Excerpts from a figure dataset
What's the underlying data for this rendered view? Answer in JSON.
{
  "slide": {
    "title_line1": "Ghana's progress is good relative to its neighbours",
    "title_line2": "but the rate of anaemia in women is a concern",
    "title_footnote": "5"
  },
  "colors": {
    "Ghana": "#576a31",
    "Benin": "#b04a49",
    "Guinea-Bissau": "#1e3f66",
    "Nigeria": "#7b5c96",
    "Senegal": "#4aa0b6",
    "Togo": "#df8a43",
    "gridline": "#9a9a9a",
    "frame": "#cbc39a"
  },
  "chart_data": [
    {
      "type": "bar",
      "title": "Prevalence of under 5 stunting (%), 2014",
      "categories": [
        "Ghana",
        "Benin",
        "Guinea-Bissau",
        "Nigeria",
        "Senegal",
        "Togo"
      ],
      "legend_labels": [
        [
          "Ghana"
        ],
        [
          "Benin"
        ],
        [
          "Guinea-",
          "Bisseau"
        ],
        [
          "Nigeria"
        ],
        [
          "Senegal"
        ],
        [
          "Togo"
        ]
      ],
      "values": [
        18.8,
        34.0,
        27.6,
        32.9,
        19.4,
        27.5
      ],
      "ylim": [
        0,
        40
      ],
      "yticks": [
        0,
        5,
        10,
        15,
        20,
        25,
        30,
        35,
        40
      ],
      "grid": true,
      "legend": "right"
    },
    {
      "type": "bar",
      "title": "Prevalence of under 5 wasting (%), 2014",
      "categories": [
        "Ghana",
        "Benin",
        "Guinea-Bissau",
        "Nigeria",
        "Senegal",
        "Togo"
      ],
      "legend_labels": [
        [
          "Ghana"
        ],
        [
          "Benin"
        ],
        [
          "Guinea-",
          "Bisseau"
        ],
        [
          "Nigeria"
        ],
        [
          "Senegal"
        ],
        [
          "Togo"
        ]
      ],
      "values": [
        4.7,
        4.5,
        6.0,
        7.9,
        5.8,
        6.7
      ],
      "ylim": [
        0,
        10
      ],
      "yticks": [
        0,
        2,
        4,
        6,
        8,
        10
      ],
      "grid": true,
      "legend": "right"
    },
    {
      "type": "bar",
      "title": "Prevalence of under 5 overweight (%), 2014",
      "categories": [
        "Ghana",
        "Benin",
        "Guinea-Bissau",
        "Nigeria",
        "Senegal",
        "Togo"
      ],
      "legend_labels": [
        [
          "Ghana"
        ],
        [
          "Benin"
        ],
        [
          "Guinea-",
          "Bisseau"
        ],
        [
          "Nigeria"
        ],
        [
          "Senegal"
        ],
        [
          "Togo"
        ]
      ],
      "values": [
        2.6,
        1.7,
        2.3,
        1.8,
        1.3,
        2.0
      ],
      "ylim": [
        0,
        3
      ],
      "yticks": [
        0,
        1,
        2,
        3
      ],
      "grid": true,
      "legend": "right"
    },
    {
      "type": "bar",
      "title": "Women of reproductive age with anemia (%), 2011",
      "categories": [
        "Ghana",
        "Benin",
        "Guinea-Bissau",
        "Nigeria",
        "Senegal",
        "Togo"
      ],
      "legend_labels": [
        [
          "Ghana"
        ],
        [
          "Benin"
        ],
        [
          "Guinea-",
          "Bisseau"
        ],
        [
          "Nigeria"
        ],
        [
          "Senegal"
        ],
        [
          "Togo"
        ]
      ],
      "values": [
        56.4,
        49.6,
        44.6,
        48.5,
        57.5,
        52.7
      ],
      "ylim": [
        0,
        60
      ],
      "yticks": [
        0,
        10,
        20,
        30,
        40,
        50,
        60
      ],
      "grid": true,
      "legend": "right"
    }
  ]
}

PROMPT: Copy out each line exactly as written.

OUTPUT FOR THIS TASK:
What's the underlying data for this rendered view? Answer in JSON.
{
  "slide": {
    "title_line1": "Ghana's progress is good relative to its neighbours",
    "title_line2": "but the rate of anaemia in women is a concern",
    "title_footnote": "5"
  },
  "colors": {
    "Ghana": "#576a31",
    "Benin": "#b04a49",
    "Guinea-Bissau": "#1e3f66",
    "Nigeria": "#7b5c96",
    "Senegal": "#4aa0b6",
    "Togo": "#df8a43",
    "gridline": "#9a9a9a",
    "frame": "#cbc39a"
  },
  "chart_data": [
    {
      "type": "bar",
      "title": "Prevalence of under 5 stunting (%), 2014",
      "categories": [
        "Ghana",
        "Benin",
        "Guinea-Bissau",
        "Nigeria",
        "Senegal",
        "Togo"
      ],
      "legend_labels": [
        [
          "Ghana"
        ],
        [
          "Benin"
        ],
        [
          "Guinea-",
          "Bisseau"
        ],
        [
          "Nigeria"
        ],
        [
          "Senegal"
        ],
        [
          "Togo"
        ]
      ],
      "values": [
        18.8,
        34.0,
        27.6,
        32.9,
        19.4,
        27.5
      ],
      "ylim": [
        0,
        40
      ],
      "yticks": [
        0,
        5,
        10,
        15,
        20,
        25,
        30,
        35,
        40
      ],
      "grid": true,
      "legend": "right"
    },
    {
      "type": "bar",
      "title": "Prevalence of under 5 wasting (%), 2014",
      "categories": [
        "Ghana",
        "Benin",
        "Guinea-Bissau",
        "Nigeria",
        "Senegal",
        "Togo"
      ],
      "legend_labels": [
        [
          "Ghana"
        ],
        [
          "Benin"
        ],
        [
          "Guinea-",
          "Bisseau"
        ],
        [
          "Nigeria"
        ],
        [
          "Senegal"
        ],
        [
          "Togo"
        ]
      ],
      "values": [
        4.7,
        4.5,
        6.0,
        7.9,
        5.8,
        6.7
      ],
      "ylim": [
        0,
        10
      ],
      "yticks": [
        0,
        2,
        4,
        6,
        8,
        10
      ],
      "grid": true,
      "legend": "right"
    },
    {
      "type": "bar",
      "title": "Prevalence of under 5 overweight (%), 2014",
      "categories": [
        "Ghana",
        "Benin",
        "Guinea-Bissau",
        "Nigeria",
        "Senegal",
        "Togo"
      ],
      "legend_labels": [
        [
          "Ghana"
        ],
        [
          "Benin"
        ],
        [
          "Guinea-",
          "Bisseau"
        ],
        [
          "Nigeria"
        ],
        [
          "Senegal"
        ],
        [
          "Togo"
        ]
      ],
      "values": [
        2.6,
        1.7,
        2.3,
        1.8,
        1.3,
        2.0
      ],
      "ylim": [
        0,
        3
      ],
      "yticks": [
        0,
        1,
        2,
        3
      ],
      "grid": true,
      "legend": "right"
    },
    {
      "type": "bar",
      "title": "Women of reproductive age with anemia (%), 2011",
      "categories": [
        "Ghana",
        "Benin",
        "Guinea-Bissau",
        "Nigeria",
        "Senegal",
        "Togo"
      ],
      "legend_labels": [
        [
          "Ghana"
        ],
        [
          "Benin"
        ],
        [
          "Guinea-",
          "Bisseau"
        ],
        [
          "Nigeria"
        ],
        [
          "Senegal"
        ],
        [
          "Togo"
        ]
      ],
      "values": [
        56.4,
        49.6,
        44.6,
        48.5,
        57.5,
        52.7
      ],
      "ylim": [
        0,
        60
      ],
      "yticks": [
        0,
        10,
        20,
        30,
        40,
        50,
        60
      ],
      "grid": true,
      "legend": "right"
    }
  ]
}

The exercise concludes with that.